- _Set task_
Repeat every line of the records below word for word, but leave the pictures out.

===============

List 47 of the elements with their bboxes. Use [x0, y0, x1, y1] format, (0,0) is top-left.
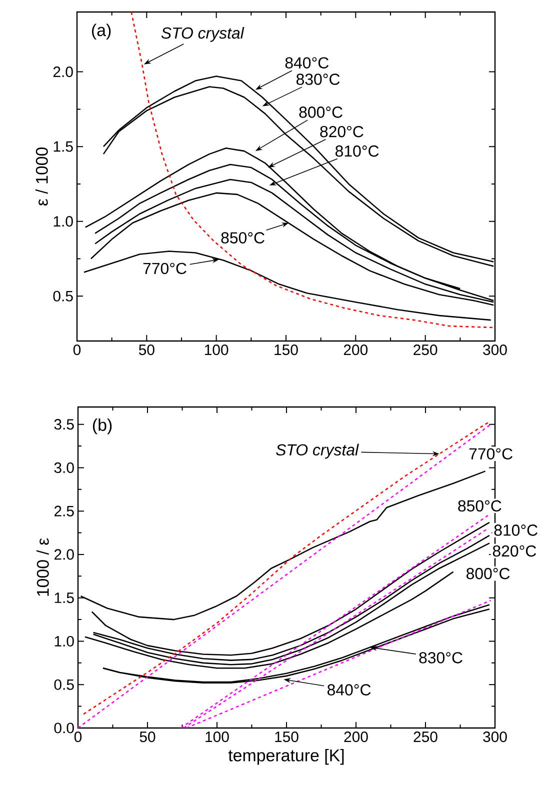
- annotation: (a): [92, 24, 111, 40]
- y-tick-label: 3.5: [54, 419, 74, 430]
- annotation: 820°C: [320, 126, 364, 138]
- annotation: 800°C: [299, 106, 342, 118]
- annotation: 770°C: [143, 262, 186, 274]
- x-tick-label: 300: [483, 344, 507, 356]
- annotation: 840°C: [285, 57, 329, 68]
- x-tick-label: 250: [414, 732, 438, 742]
- y-tick-label: 0.5: [53, 290, 73, 302]
- y-tick-label: 2.0: [53, 66, 73, 78]
- x-tick-label: 0: [74, 732, 82, 742]
- annotation: 820°C: [492, 545, 536, 557]
- annotation: 850°C: [458, 500, 502, 512]
- x-tick-label: 50: [140, 732, 156, 742]
- y-tick-label: 1.0: [54, 216, 73, 227]
- y-tick-label: 1.5: [54, 592, 74, 604]
- x-tick-label: 100: [205, 344, 228, 356]
- y-axis-title: ε / 1000: [35, 147, 48, 206]
- y-tick-label: 1.5: [54, 141, 73, 152]
- annotation: 810°C: [336, 145, 379, 157]
- x-tick-label: 250: [414, 344, 438, 356]
- y-tick-label: 0.0: [54, 722, 74, 734]
- x-tick-label: 200: [344, 732, 368, 742]
- annotation: (b): [92, 418, 112, 434]
- annotation: 840°C: [327, 684, 371, 696]
- annotation: 850°C: [221, 232, 264, 244]
- x-tick-label: 300: [483, 732, 507, 742]
- annotation: 800°C: [466, 568, 510, 580]
- y-tick-label: 2.5: [54, 506, 74, 516]
- y-tick-label: 3.0: [54, 462, 74, 474]
- annotation: 770°C: [469, 448, 512, 460]
- x-tick-label: 0: [73, 344, 81, 356]
- y-axis-title: 1000 / ε: [36, 538, 49, 596]
- annotation: 830°C: [419, 652, 462, 664]
- annotation: STO crystal: [161, 26, 244, 42]
- y-tick-label: 1.0: [54, 636, 74, 647]
- annotation: 810°C: [494, 524, 538, 536]
- y-tick-label: 2.0: [54, 549, 74, 560]
- annotation: 830°C: [296, 74, 340, 85]
- x-axis-title: temperature [K]: [228, 748, 344, 765]
- annotation: STO crystal: [276, 444, 359, 459]
- x-tick-label: 50: [138, 344, 154, 356]
- x-tick-label: 150: [274, 344, 298, 356]
- x-tick-label: 200: [344, 344, 368, 356]
- x-tick-label: 150: [275, 732, 298, 742]
- y-tick-label: 0.5: [54, 679, 74, 690]
- x-tick-label: 100: [206, 732, 229, 742]
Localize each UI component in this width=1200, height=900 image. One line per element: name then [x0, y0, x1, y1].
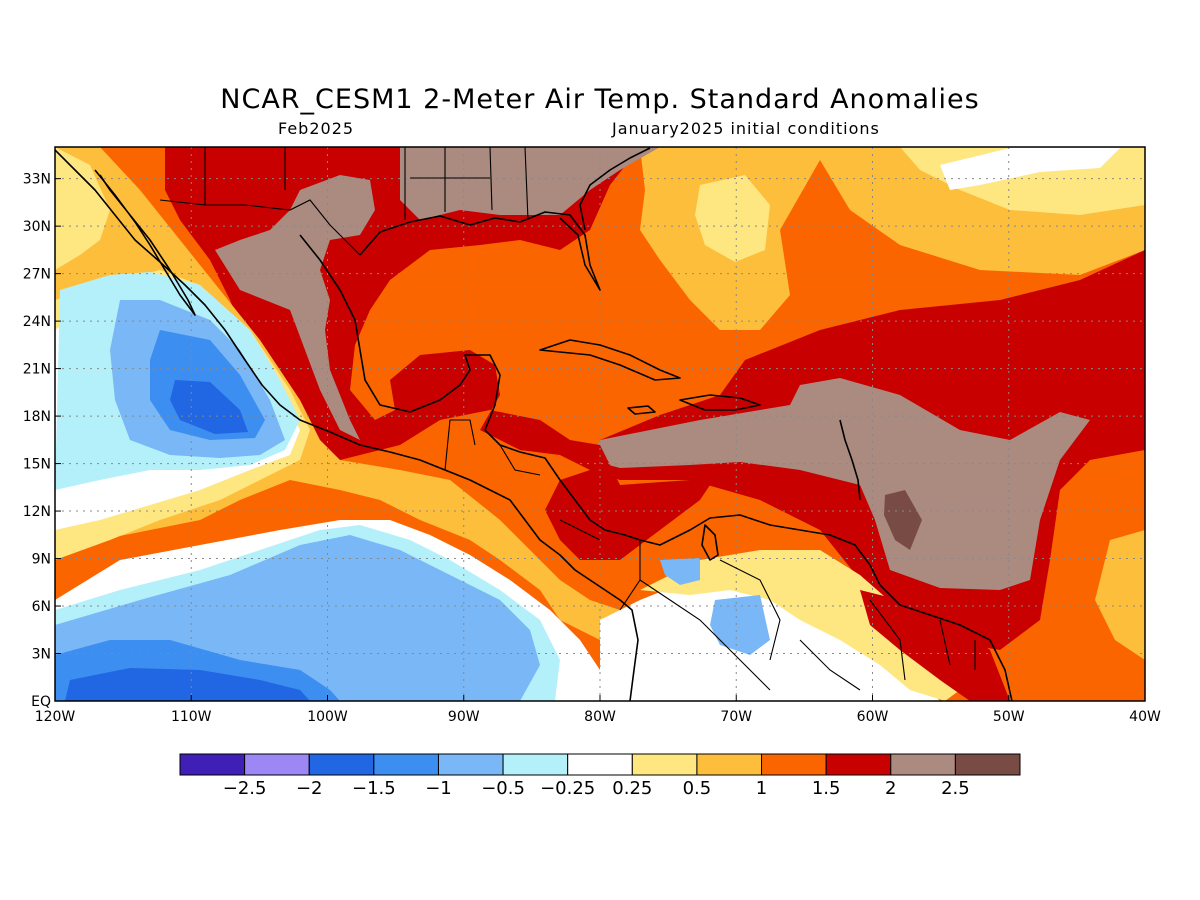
- colorbar-label: 1.5: [812, 778, 841, 799]
- colorbar-swatch: [567, 753, 633, 776]
- colorbar-swatch: [308, 753, 375, 776]
- coast-cuba: [539, 339, 681, 381]
- colorbar-label: 2.5: [941, 778, 970, 799]
- coast-hispaniola: [679, 394, 761, 411]
- shade-atl-2-2.5: [590, 378, 1090, 590]
- colorbar-swatch: [631, 753, 698, 776]
- colorbar-swatch: [179, 753, 246, 776]
- lat-tick-label: EQ: [31, 694, 51, 710]
- lon-tick-label: 90W: [448, 709, 480, 725]
- lat-tick-label: 27N: [23, 267, 51, 283]
- lat-tick-label: 12N: [23, 504, 51, 520]
- anomaly-field: [55, 147, 1145, 701]
- coast-baja-peninsula: [94, 169, 196, 316]
- colorbar-swatch: [373, 753, 439, 776]
- coastlines: [55, 147, 1013, 701]
- colorbar-label: −2: [296, 778, 323, 799]
- shade-us-2-2.5: [400, 147, 660, 220]
- colorbar: −2.5 −2 −1.5 −1 −0.5 −0.25 0.25 0.5 1 1.5 2 2.5: [179, 753, 1021, 799]
- colorbar-label: 0.5: [683, 778, 712, 799]
- lat-tick-label: 15N: [23, 457, 51, 473]
- coast-lake-maracaibo: [701, 524, 719, 561]
- lon-tick-label: 50W: [993, 709, 1025, 725]
- shade-atl-gt2.5: [884, 490, 922, 550]
- border-us-states: [204, 147, 529, 221]
- colorbar-label: 1: [756, 778, 767, 799]
- colorbar-swatch: [825, 753, 892, 776]
- colorbar-swatch: [502, 753, 569, 776]
- lat-lon-grid: [55, 147, 1145, 701]
- lat-tick-label: 33N: [23, 172, 51, 188]
- initial-conditions-label: January2025 initial conditions: [612, 119, 880, 138]
- colorbar-label: 0.25: [612, 778, 652, 799]
- colorbar-swatch: [890, 753, 956, 776]
- forecast-month: Feb2025: [278, 119, 355, 138]
- colorbar-label: −1.5: [352, 778, 396, 799]
- lon-tick-label: 80W: [584, 709, 616, 725]
- lon-tick-label: 40W: [1129, 709, 1161, 725]
- shade-pac-blue-dark: [170, 380, 248, 434]
- shade-e-0.5-1: [1095, 530, 1145, 660]
- shade-sa-yellow: [640, 550, 960, 701]
- shade-ne-neutral: [940, 148, 1120, 190]
- borders: [159, 147, 976, 691]
- colorbar-swatch: [761, 753, 827, 776]
- shade-guiana-1.5-2: [860, 590, 1010, 701]
- axis-labels: 120W 110W 100W 90W 80W 70W 60W 50W 40W EQ 3N 6N 9N 12…: [23, 172, 1161, 725]
- shade-sa-mid-blue: [710, 595, 770, 655]
- colorbar-swatch: [437, 753, 504, 776]
- colorbar-label: −2.5: [223, 778, 267, 799]
- colorbar-label: −0.5: [481, 778, 525, 799]
- coast-pacific-mexico: [55, 149, 639, 701]
- coast-us-atlantic: [579, 147, 651, 231]
- shade-mex-2-2.5: [215, 175, 375, 440]
- colorbar-swatch: [954, 753, 1021, 776]
- coast-gulf-mexico: [299, 234, 501, 431]
- lon-tick-label: 70W: [720, 709, 752, 725]
- colorbar-swatch: [696, 753, 763, 776]
- shade-sa-neutral: [600, 570, 940, 701]
- coast-lesser-antilles: [839, 419, 861, 501]
- lon-tick-label: 100W: [307, 709, 348, 725]
- coast-jamaica: [627, 405, 656, 415]
- lat-tick-label: 18N: [23, 409, 51, 425]
- colorbar-label: −0.25: [540, 778, 595, 799]
- lat-tick-label: 6N: [32, 599, 51, 615]
- shade-pac-coast-0.25-0.5: [55, 147, 110, 270]
- lat-tick-label: 30N: [23, 219, 51, 235]
- shade-spac-blue-dark: [65, 668, 310, 701]
- colorbar-label: −1: [425, 778, 452, 799]
- coast-us-gulf: [359, 211, 601, 291]
- shade-sa-light-blue: [660, 558, 700, 585]
- shade-ne-0.25-0.5: [695, 175, 770, 262]
- border-central-america: [444, 419, 641, 611]
- lat-tick-label: 3N: [32, 647, 51, 663]
- map-title: NCAR_CESM1 2-Meter Air Temp. Standard An…: [220, 84, 980, 115]
- shade-pac-coast-0.5-1: [55, 147, 640, 640]
- lon-tick-label: 120W: [35, 709, 76, 725]
- border-south-america: [639, 559, 976, 691]
- colorbar-label: 2: [885, 778, 896, 799]
- lon-tick-label: 110W: [171, 709, 212, 725]
- lat-tick-label: 9N: [32, 552, 51, 568]
- lon-tick-label: 60W: [857, 709, 889, 725]
- colorbar-swatch: [244, 753, 310, 776]
- lat-tick-label: 21N: [23, 362, 51, 378]
- coast-central-america: [484, 429, 1013, 701]
- lat-tick-label: 24N: [23, 314, 51, 330]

===============

- _Response to this exercise_
List 47 of the elements with their bboxes. Use [x0, y0, x1, y1] format, (0,0) is top-left.
- annotation: (a): [92, 24, 111, 40]
- y-tick-label: 3.5: [54, 419, 74, 430]
- annotation: 820°C: [320, 126, 364, 138]
- annotation: 800°C: [299, 106, 342, 118]
- annotation: 770°C: [143, 262, 186, 274]
- x-tick-label: 300: [483, 344, 507, 356]
- annotation: 840°C: [285, 57, 329, 68]
- x-tick-label: 250: [414, 732, 438, 742]
- y-tick-label: 0.5: [53, 290, 73, 302]
- y-tick-label: 2.0: [53, 66, 73, 78]
- x-tick-label: 0: [74, 732, 82, 742]
- annotation: 820°C: [492, 545, 536, 557]
- annotation: 850°C: [458, 500, 502, 512]
- x-tick-label: 50: [140, 732, 156, 742]
- y-tick-label: 1.0: [54, 216, 73, 227]
- y-tick-label: 1.5: [54, 592, 74, 604]
- x-tick-label: 100: [205, 344, 228, 356]
- y-axis-title: ε / 1000: [35, 147, 48, 206]
- y-tick-label: 1.5: [54, 141, 73, 152]
- annotation: 810°C: [336, 145, 379, 157]
- x-tick-label: 250: [414, 344, 438, 356]
- y-tick-label: 0.0: [54, 722, 74, 734]
- x-tick-label: 200: [344, 732, 368, 742]
- annotation: (b): [92, 418, 112, 434]
- annotation: 840°C: [327, 684, 371, 696]
- annotation: 850°C: [221, 232, 264, 244]
- x-tick-label: 300: [483, 732, 507, 742]
- annotation: 800°C: [466, 568, 510, 580]
- y-tick-label: 2.5: [54, 506, 74, 516]
- y-tick-label: 3.0: [54, 462, 74, 474]
- annotation: 770°C: [469, 448, 512, 460]
- x-tick-label: 0: [73, 344, 81, 356]
- y-axis-title: 1000 / ε: [36, 538, 49, 596]
- annotation: 830°C: [419, 652, 462, 664]
- annotation: STO crystal: [161, 26, 244, 42]
- y-tick-label: 1.0: [54, 636, 74, 647]
- annotation: 810°C: [494, 524, 538, 536]
- y-tick-label: 2.0: [54, 549, 74, 560]
- annotation: 830°C: [296, 74, 340, 85]
- x-axis-title: temperature [K]: [228, 748, 344, 765]
- annotation: STO crystal: [276, 444, 359, 459]
- x-tick-label: 50: [138, 344, 154, 356]
- x-tick-label: 150: [274, 344, 298, 356]
- x-tick-label: 200: [344, 344, 368, 356]
- x-tick-label: 150: [275, 732, 298, 742]
- y-tick-label: 0.5: [54, 679, 74, 690]
- x-tick-label: 100: [206, 732, 229, 742]
Localize each UI component in this width=1200, height=900 image. One line per element: name then [x0, y0, x1, y1].
- colorbar-label: 1.5: [812, 778, 841, 799]
- colorbar-swatch: [567, 753, 633, 776]
- colorbar-swatch: [308, 753, 375, 776]
- coast-cuba: [539, 339, 681, 381]
- colorbar-label: 2.5: [941, 778, 970, 799]
- coast-hispaniola: [679, 394, 761, 411]
- shade-atl-2-2.5: [590, 378, 1090, 590]
- colorbar-swatch: [631, 753, 698, 776]
- colorbar-swatch: [179, 753, 246, 776]
- lat-tick-label: EQ: [31, 694, 51, 710]
- lon-tick-label: 90W: [448, 709, 480, 725]
- lat-tick-label: 27N: [23, 267, 51, 283]
- lat-tick-label: 12N: [23, 504, 51, 520]
- anomaly-field: [55, 147, 1145, 701]
- coast-baja-peninsula: [94, 169, 196, 316]
- colorbar-swatch: [373, 753, 439, 776]
- coastlines: [55, 147, 1013, 701]
- colorbar-label: −2: [296, 778, 323, 799]
- shade-us-2-2.5: [400, 147, 660, 220]
- colorbar: −2.5 −2 −1.5 −1 −0.5 −0.25 0.25 0.5 1 1.5 2 2.5: [179, 753, 1021, 799]
- colorbar-label: 0.5: [683, 778, 712, 799]
- lat-tick-label: 15N: [23, 457, 51, 473]
- coast-lake-maracaibo: [701, 524, 719, 561]
- lon-tick-label: 50W: [993, 709, 1025, 725]
- shade-atl-gt2.5: [884, 490, 922, 550]
- border-us-states: [204, 147, 529, 221]
- colorbar-label: 1: [756, 778, 767, 799]
- colorbar-swatch: [825, 753, 892, 776]
- colorbar-swatch: [502, 753, 569, 776]
- lat-lon-grid: [55, 147, 1145, 701]
- lat-tick-label: 33N: [23, 172, 51, 188]
- initial-conditions-label: January2025 initial conditions: [612, 119, 880, 138]
- colorbar-label: 0.25: [612, 778, 652, 799]
- colorbar-swatch: [890, 753, 956, 776]
- forecast-month: Feb2025: [278, 119, 355, 138]
- colorbar-label: −1.5: [352, 778, 396, 799]
- lon-tick-label: 80W: [584, 709, 616, 725]
- lon-tick-label: 40W: [1129, 709, 1161, 725]
- shade-pac-blue-dark: [170, 380, 248, 434]
- shade-e-0.5-1: [1095, 530, 1145, 660]
- shade-sa-yellow: [640, 550, 960, 701]
- shade-ne-neutral: [940, 148, 1120, 190]
- borders: [159, 147, 976, 691]
- colorbar-swatch: [761, 753, 827, 776]
- shade-guiana-1.5-2: [860, 590, 1010, 701]
- axis-labels: 120W 110W 100W 90W 80W 70W 60W 50W 40W EQ 3N 6N 9N 12…: [23, 172, 1161, 725]
- shade-sa-mid-blue: [710, 595, 770, 655]
- colorbar-swatch: [437, 753, 504, 776]
- colorbar-label: −2.5: [223, 778, 267, 799]
- colorbar-label: −0.5: [481, 778, 525, 799]
- coast-pacific-mexico: [55, 149, 639, 701]
- coast-us-atlantic: [579, 147, 651, 231]
- shade-mex-2-2.5: [215, 175, 375, 440]
- colorbar-swatch: [954, 753, 1021, 776]
- coast-gulf-mexico: [299, 234, 501, 431]
- lon-tick-label: 70W: [720, 709, 752, 725]
- colorbar-swatch: [696, 753, 763, 776]
- shade-sa-neutral: [600, 570, 940, 701]
- coast-lesser-antilles: [839, 419, 861, 501]
- lon-tick-label: 100W: [307, 709, 348, 725]
- coast-jamaica: [627, 405, 656, 415]
- lat-tick-label: 18N: [23, 409, 51, 425]
- colorbar-label: −0.25: [540, 778, 595, 799]
- lat-tick-label: 6N: [32, 599, 51, 615]
- shade-pac-coast-0.25-0.5: [55, 147, 110, 270]
- lat-tick-label: 30N: [23, 219, 51, 235]
- shade-spac-blue-dark: [65, 668, 310, 701]
- colorbar-label: −1: [425, 778, 452, 799]
- coast-us-gulf: [359, 211, 601, 291]
- shade-sa-light-blue: [660, 558, 700, 585]
- shade-ne-0.25-0.5: [695, 175, 770, 262]
- border-central-america: [444, 419, 641, 611]
- lat-tick-label: 3N: [32, 647, 51, 663]
- map-title: NCAR_CESM1 2-Meter Air Temp. Standard An…: [220, 84, 980, 115]
- shade-pac-coast-0.5-1: [55, 147, 640, 640]
- lon-tick-label: 120W: [35, 709, 76, 725]
- border-south-america: [639, 559, 976, 691]
- colorbar-label: 2: [885, 778, 896, 799]
- lon-tick-label: 110W: [171, 709, 212, 725]
- lat-tick-label: 9N: [32, 552, 51, 568]
- lon-tick-label: 60W: [857, 709, 889, 725]
- colorbar-swatch: [244, 753, 310, 776]
- lat-tick-label: 21N: [23, 362, 51, 378]
- coast-central-america: [484, 429, 1013, 701]
- lat-tick-label: 24N: [23, 314, 51, 330]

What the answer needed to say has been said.